▶ [Instructions for the task]:
Pictures stay out of the copy; output exactly the lines from the one containing "Extract the structured" through the end of the material.

▶ [Dataset entries]:
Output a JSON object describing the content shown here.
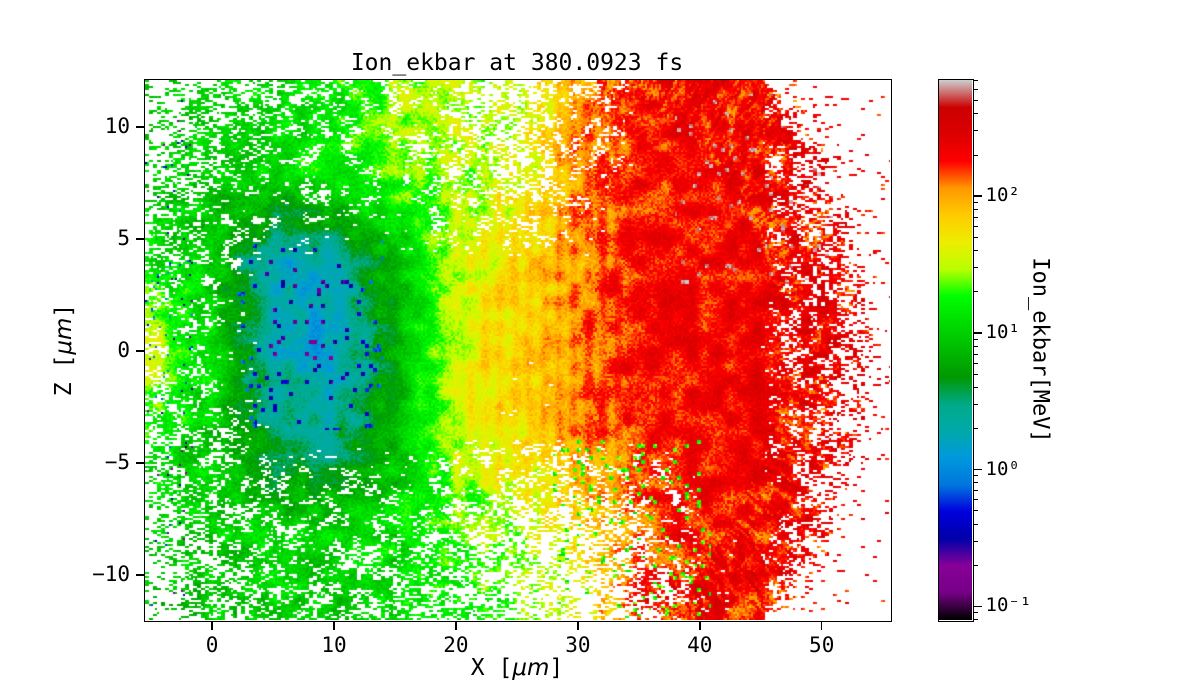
{
  "labels": {
    "xlabel_pre": "X [",
    "xlabel_unit": "μm",
    "xlabel_post": "]",
    "ylabel_pre": "Z [",
    "ylabel_unit": "μm",
    "ylabel_post": "]"
  },
  "chart_data": {
    "type": "heatmap",
    "title": "Ion_ekbar at 380.0923 fs",
    "xlabel": "X [μm]",
    "ylabel": "Z [μm]",
    "x_range": [
      -5.5,
      55.6
    ],
    "z_range": [
      -12.0,
      12.1
    ],
    "x_ticks": [
      0,
      10,
      20,
      30,
      40,
      50
    ],
    "x_tick_labels": [
      "0",
      "10",
      "20",
      "30",
      "40",
      "50"
    ],
    "z_ticks": [
      10,
      5,
      0,
      -5,
      -10
    ],
    "z_tick_labels": [
      "10",
      "5",
      "0",
      "−5",
      "−10"
    ],
    "grid_on": false,
    "colorbar": {
      "label": "Ion_ekbar[MeV]",
      "scale": "log",
      "vlog_min": -1.1,
      "vlog_max": 2.85,
      "major_ticks": [
        {
          "logv": 2,
          "label": "10²"
        },
        {
          "logv": 1,
          "label": "10¹"
        },
        {
          "logv": 0,
          "label": "10⁰"
        },
        {
          "logv": -1,
          "label": "10⁻¹"
        }
      ],
      "colormap": "nipy_spectral",
      "stops": [
        [
          0.0,
          0.0,
          0.0,
          0.0
        ],
        [
          0.05,
          0.4667,
          0.0,
          0.5333
        ],
        [
          0.1,
          0.5333,
          0.0,
          0.6
        ],
        [
          0.15,
          0.0,
          0.0,
          0.6667
        ],
        [
          0.2,
          0.0,
          0.0,
          0.8667
        ],
        [
          0.25,
          0.0,
          0.4667,
          0.8667
        ],
        [
          0.3,
          0.0,
          0.6,
          0.8667
        ],
        [
          0.35,
          0.0,
          0.6667,
          0.6667
        ],
        [
          0.4,
          0.0,
          0.6667,
          0.5333
        ],
        [
          0.45,
          0.0,
          0.6,
          0.0
        ],
        [
          0.5,
          0.0,
          0.7333,
          0.0
        ],
        [
          0.55,
          0.0,
          0.8667,
          0.0
        ],
        [
          0.6,
          0.0,
          1.0,
          0.0
        ],
        [
          0.65,
          0.7333,
          1.0,
          0.0
        ],
        [
          0.7,
          0.9333,
          0.9333,
          0.0
        ],
        [
          0.75,
          1.0,
          0.8,
          0.0
        ],
        [
          0.8,
          1.0,
          0.6,
          0.0
        ],
        [
          0.85,
          1.0,
          0.0,
          0.0
        ],
        [
          0.9,
          0.8667,
          0.0,
          0.0
        ],
        [
          0.95,
          0.8,
          0.0,
          0.0
        ],
        [
          1.0,
          0.8,
          0.8,
          0.8
        ]
      ]
    },
    "field": {
      "x_nodes": [
        -5,
        0,
        5,
        10,
        15,
        20,
        25,
        30,
        35,
        40,
        45,
        50,
        55
      ],
      "z_nodes": [
        12,
        8,
        4,
        0,
        -4,
        -8,
        -12
      ],
      "log10_mev": [
        [
          1.0,
          1.05,
          1.1,
          1.2,
          1.45,
          1.5,
          1.45,
          2.0,
          2.28,
          2.3,
          2.3,
          2.3,
          2.3
        ],
        [
          0.95,
          1.0,
          1.05,
          1.15,
          1.35,
          1.45,
          1.6,
          2.05,
          2.28,
          2.3,
          2.3,
          2.32,
          2.32
        ],
        [
          1.1,
          0.95,
          0.25,
          0.3,
          0.9,
          1.55,
          1.75,
          2.05,
          2.28,
          2.3,
          2.32,
          2.34,
          2.34
        ],
        [
          1.6,
          1.1,
          0.3,
          0.15,
          0.8,
          1.6,
          1.8,
          2.1,
          2.3,
          2.32,
          2.35,
          2.38,
          2.38
        ],
        [
          1.15,
          1.0,
          0.55,
          0.45,
          0.85,
          1.5,
          1.7,
          2.0,
          2.27,
          2.3,
          2.32,
          2.34,
          2.34
        ],
        [
          0.95,
          1.0,
          1.05,
          1.05,
          1.1,
          1.3,
          1.5,
          1.75,
          2.15,
          2.3,
          2.3,
          2.3,
          2.3
        ],
        [
          0.9,
          0.95,
          1.0,
          1.0,
          1.05,
          1.2,
          1.35,
          1.6,
          2.2,
          2.3,
          2.3,
          2.3,
          2.3
        ]
      ],
      "coverage": [
        [
          0.15,
          0.45,
          0.6,
          0.75,
          0.8,
          0.55,
          0.35,
          0.75,
          1,
          1,
          1,
          0.35,
          0.05
        ],
        [
          0.3,
          0.6,
          0.85,
          0.9,
          0.9,
          0.65,
          0.5,
          0.9,
          1,
          1,
          1,
          0.4,
          0.05
        ],
        [
          0.55,
          0.9,
          1,
          1,
          1,
          1,
          1,
          1,
          1,
          1,
          1,
          0.6,
          0.06
        ],
        [
          0.7,
          0.95,
          1,
          1,
          1,
          1,
          1,
          1,
          1,
          1,
          1,
          0.75,
          0.08
        ],
        [
          0.55,
          0.9,
          1,
          1,
          1,
          1,
          0.95,
          1,
          1,
          1,
          1,
          0.6,
          0.06
        ],
        [
          0.25,
          0.55,
          0.8,
          0.85,
          0.8,
          0.55,
          0.4,
          0.4,
          0.6,
          1,
          1,
          0.35,
          0.04
        ],
        [
          0.15,
          0.45,
          0.65,
          0.7,
          0.65,
          0.45,
          0.3,
          0.3,
          0.45,
          0.95,
          1,
          0.3,
          0.03
        ]
      ],
      "front_ellipse": {
        "cx": 30,
        "cz": 0,
        "rx": 23,
        "rz": 16
      }
    }
  }
}
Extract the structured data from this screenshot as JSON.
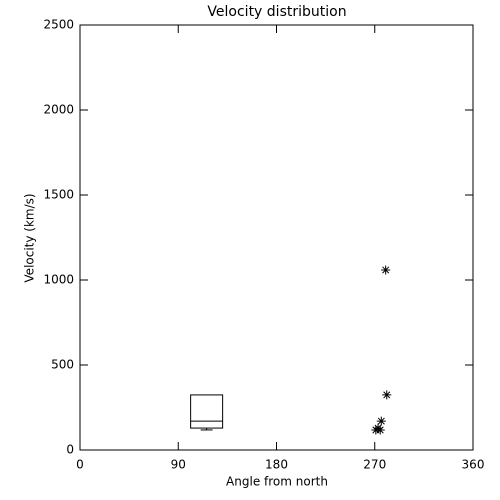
{
  "chart_data": {
    "type": "scatter",
    "title": "Velocity distribution",
    "x_label": "Angle from north",
    "y_label": "Velocity (km/s)",
    "x": [
      280,
      281,
      276,
      273,
      271,
      275
    ],
    "values": [
      1059,
      324,
      170,
      129,
      118,
      118
    ],
    "marker": "asterisk",
    "color": "#000000",
    "box": {
      "position": 116,
      "min": 118,
      "q1": 129,
      "median": 170,
      "q3": 324
    },
    "xlim": [
      0,
      360
    ],
    "xticks": [
      0,
      90,
      180,
      270,
      360
    ],
    "ylim": [
      0,
      2500
    ],
    "yticks": [
      0,
      500,
      1000,
      1500,
      2000,
      2500
    ]
  }
}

▶ [Task output]:
Extract the structured data from this screenshot as JSON.
{
  "chart_data": {
    "type": "scatter",
    "title": "Velocity distribution",
    "x_label": "Angle from north",
    "y_label": "Velocity (km/s)",
    "x": [
      280,
      281,
      276,
      273,
      271,
      275
    ],
    "values": [
      1059,
      324,
      170,
      129,
      118,
      118
    ],
    "marker": "asterisk",
    "color": "#000000",
    "box": {
      "position": 116,
      "min": 118,
      "q1": 129,
      "median": 170,
      "q3": 324
    },
    "xlim": [
      0,
      360
    ],
    "xticks": [
      0,
      90,
      180,
      270,
      360
    ],
    "ylim": [
      0,
      2500
    ],
    "yticks": [
      0,
      500,
      1000,
      1500,
      2000,
      2500
    ]
  }
}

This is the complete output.